What this task involves:
Work out the number of lines containing "name". Give that number alone.

Supplied data:
%%

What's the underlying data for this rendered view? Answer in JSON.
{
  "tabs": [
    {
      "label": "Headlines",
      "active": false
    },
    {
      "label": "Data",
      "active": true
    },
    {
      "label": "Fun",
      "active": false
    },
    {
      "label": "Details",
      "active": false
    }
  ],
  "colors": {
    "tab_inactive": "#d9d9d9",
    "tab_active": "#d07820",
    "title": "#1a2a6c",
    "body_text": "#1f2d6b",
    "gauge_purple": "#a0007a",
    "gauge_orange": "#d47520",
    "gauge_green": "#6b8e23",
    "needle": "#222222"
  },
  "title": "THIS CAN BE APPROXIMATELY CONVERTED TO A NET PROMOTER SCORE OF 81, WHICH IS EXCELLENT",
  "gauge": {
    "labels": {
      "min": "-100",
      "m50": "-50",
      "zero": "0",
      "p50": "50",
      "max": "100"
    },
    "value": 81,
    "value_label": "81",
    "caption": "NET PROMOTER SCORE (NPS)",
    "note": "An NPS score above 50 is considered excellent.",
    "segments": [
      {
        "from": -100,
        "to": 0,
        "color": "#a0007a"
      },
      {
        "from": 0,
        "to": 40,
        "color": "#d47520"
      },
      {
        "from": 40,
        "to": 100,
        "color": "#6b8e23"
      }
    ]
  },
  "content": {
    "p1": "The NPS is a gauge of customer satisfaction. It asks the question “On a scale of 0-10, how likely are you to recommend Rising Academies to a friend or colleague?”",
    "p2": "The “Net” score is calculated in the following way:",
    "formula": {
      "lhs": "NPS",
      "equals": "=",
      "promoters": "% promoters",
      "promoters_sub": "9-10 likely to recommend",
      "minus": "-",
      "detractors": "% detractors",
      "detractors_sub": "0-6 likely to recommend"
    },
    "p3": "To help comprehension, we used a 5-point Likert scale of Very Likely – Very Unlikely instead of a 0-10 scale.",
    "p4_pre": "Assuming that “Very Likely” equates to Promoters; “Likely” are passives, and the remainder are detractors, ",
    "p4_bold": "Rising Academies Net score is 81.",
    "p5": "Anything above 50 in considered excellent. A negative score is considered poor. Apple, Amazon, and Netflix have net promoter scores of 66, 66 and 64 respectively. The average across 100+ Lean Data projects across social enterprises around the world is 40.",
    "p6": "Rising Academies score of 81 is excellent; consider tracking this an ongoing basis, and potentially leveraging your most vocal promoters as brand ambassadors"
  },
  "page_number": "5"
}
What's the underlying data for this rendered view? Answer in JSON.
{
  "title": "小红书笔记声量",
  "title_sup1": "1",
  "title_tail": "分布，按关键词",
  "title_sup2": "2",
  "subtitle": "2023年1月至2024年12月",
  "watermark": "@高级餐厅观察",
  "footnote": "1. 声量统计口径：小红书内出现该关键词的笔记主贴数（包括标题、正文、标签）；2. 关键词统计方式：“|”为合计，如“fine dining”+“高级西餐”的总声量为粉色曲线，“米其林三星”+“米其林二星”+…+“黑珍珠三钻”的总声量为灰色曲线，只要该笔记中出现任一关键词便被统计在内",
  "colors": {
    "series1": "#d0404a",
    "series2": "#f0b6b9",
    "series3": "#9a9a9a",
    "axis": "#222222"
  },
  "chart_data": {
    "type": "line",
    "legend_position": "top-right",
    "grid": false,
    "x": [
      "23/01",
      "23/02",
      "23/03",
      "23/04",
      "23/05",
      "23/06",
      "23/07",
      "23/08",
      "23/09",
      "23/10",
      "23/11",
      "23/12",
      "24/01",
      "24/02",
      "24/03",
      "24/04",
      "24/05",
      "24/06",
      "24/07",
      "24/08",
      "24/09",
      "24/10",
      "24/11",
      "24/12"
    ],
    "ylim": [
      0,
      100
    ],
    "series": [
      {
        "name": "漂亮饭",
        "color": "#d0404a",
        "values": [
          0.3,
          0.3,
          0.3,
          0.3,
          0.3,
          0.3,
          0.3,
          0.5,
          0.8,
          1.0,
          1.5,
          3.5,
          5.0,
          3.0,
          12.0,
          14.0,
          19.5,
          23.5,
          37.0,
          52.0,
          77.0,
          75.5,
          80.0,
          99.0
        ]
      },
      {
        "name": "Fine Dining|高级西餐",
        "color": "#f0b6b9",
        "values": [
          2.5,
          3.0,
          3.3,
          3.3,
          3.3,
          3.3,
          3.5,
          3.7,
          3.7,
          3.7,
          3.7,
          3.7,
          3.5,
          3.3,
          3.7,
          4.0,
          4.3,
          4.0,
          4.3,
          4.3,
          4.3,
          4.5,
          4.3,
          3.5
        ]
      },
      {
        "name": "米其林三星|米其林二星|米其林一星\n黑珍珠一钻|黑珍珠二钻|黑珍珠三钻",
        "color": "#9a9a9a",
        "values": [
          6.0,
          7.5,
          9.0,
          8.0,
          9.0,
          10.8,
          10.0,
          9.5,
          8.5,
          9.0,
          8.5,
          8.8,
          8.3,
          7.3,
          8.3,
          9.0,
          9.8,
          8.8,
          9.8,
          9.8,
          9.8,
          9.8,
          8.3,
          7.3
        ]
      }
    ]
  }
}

%%

Finished exercise:
3